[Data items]
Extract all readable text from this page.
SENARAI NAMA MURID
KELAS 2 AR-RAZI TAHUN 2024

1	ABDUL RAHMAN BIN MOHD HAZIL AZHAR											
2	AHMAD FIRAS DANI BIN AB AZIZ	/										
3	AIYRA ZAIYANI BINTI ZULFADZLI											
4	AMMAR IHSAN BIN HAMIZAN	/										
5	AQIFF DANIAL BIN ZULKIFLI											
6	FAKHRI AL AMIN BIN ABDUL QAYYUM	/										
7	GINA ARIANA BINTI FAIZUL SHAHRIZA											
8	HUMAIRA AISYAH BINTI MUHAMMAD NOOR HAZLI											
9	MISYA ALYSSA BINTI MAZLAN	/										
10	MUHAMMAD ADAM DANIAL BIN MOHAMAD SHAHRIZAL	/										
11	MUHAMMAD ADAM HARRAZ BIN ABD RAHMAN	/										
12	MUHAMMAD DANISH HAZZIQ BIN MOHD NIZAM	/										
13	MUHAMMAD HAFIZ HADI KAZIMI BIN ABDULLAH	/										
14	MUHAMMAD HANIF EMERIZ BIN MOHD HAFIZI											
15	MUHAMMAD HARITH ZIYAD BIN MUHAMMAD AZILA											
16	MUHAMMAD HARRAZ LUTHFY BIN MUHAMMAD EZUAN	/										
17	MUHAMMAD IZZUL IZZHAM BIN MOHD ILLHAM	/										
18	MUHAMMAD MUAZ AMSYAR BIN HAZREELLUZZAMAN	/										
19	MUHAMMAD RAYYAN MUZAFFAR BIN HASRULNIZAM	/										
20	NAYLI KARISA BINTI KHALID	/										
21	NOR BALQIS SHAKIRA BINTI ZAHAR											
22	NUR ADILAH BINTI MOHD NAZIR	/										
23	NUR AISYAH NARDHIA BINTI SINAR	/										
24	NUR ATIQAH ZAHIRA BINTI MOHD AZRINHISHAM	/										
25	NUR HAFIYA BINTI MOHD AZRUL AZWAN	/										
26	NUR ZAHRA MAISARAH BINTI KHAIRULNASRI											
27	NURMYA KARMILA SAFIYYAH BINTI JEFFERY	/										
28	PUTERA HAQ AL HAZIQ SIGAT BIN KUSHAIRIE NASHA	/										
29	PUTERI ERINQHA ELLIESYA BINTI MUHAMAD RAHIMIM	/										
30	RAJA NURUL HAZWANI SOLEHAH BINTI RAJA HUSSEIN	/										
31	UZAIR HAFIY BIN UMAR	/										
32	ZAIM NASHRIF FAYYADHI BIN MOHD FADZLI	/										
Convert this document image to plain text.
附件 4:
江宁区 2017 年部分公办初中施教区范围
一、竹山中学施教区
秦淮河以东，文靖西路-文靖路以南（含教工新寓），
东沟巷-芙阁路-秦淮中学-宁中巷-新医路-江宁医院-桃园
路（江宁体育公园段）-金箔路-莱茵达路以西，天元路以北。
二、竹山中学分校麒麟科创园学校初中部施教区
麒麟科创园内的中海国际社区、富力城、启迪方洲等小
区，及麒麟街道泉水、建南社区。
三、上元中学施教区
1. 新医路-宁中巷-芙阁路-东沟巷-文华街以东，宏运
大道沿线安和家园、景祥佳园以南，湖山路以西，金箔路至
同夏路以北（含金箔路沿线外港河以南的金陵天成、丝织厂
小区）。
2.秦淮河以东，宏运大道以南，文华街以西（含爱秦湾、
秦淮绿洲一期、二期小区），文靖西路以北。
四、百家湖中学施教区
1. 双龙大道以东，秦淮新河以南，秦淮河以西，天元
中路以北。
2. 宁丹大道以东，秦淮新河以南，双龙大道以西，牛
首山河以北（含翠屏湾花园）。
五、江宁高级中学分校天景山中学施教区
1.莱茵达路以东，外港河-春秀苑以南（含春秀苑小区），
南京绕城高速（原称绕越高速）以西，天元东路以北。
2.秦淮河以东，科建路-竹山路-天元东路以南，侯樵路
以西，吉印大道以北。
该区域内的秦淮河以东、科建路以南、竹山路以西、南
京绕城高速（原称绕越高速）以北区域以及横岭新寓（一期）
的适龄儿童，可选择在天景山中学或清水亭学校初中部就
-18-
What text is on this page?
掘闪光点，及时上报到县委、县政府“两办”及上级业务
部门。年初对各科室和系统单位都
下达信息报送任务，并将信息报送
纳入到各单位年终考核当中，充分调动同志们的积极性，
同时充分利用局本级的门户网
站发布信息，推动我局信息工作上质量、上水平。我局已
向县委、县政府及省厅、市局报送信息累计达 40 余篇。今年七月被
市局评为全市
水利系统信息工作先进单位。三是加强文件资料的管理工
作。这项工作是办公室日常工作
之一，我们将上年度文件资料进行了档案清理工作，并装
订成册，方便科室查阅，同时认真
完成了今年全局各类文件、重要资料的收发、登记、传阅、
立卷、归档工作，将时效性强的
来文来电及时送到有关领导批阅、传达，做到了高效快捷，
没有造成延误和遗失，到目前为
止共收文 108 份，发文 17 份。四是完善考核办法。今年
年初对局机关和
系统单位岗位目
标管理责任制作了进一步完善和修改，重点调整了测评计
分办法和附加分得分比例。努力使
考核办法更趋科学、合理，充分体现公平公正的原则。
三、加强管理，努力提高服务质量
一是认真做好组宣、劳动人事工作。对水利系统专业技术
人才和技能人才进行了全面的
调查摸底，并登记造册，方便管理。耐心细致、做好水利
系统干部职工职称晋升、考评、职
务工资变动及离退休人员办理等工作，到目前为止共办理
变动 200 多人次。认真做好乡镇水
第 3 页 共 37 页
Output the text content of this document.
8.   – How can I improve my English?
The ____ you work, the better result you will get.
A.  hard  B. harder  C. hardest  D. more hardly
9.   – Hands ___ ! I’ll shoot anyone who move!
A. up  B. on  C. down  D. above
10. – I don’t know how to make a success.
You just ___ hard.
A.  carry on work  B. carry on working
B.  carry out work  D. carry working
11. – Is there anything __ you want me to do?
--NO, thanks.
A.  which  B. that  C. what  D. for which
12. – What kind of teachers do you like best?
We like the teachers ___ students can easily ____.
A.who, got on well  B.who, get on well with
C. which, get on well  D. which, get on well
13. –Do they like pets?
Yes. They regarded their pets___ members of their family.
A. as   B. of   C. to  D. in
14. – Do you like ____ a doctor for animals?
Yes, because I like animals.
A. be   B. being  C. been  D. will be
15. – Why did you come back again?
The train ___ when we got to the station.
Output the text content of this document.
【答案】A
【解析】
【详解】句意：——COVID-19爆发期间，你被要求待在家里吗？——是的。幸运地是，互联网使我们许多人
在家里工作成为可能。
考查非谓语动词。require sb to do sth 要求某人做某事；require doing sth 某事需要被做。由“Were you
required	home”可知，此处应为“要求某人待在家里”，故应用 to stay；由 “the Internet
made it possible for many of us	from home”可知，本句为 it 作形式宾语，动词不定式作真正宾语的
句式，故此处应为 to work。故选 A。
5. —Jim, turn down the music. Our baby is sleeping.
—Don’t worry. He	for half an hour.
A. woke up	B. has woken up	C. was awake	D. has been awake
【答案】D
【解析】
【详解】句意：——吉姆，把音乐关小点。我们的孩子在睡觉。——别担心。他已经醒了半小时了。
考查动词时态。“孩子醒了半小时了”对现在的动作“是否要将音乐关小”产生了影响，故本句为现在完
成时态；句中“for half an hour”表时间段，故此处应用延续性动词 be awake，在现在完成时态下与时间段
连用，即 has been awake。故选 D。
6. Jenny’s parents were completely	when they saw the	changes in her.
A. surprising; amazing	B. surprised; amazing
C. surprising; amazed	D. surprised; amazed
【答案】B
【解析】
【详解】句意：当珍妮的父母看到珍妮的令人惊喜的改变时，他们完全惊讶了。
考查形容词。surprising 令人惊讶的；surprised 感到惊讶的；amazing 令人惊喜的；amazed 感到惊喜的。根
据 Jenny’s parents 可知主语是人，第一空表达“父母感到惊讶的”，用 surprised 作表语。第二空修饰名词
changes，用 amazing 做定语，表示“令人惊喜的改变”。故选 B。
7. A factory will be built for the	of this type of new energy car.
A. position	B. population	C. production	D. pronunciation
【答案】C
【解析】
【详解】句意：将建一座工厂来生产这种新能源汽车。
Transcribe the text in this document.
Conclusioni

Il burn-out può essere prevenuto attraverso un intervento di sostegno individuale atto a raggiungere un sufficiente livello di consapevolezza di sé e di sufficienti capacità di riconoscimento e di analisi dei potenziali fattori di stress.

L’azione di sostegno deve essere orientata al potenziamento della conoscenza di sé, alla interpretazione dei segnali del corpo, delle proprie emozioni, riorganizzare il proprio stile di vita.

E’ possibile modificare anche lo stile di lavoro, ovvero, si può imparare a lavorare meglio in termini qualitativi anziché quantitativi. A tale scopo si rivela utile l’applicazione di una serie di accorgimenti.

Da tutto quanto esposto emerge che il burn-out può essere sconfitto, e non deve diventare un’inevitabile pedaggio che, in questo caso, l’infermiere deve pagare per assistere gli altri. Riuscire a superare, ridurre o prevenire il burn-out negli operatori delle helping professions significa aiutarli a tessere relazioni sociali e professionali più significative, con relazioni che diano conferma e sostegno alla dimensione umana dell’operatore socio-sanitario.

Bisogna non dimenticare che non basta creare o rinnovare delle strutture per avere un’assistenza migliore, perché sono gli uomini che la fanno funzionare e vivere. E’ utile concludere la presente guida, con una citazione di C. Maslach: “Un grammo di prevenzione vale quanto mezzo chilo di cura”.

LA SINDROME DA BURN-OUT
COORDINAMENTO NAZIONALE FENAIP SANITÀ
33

__Directions for this task__: Copy each line of the records above that carries the word "which".

__Answer to the task__:
A.  which  B. that  C. what  D. for which
C. which, get on well  D. which, get on well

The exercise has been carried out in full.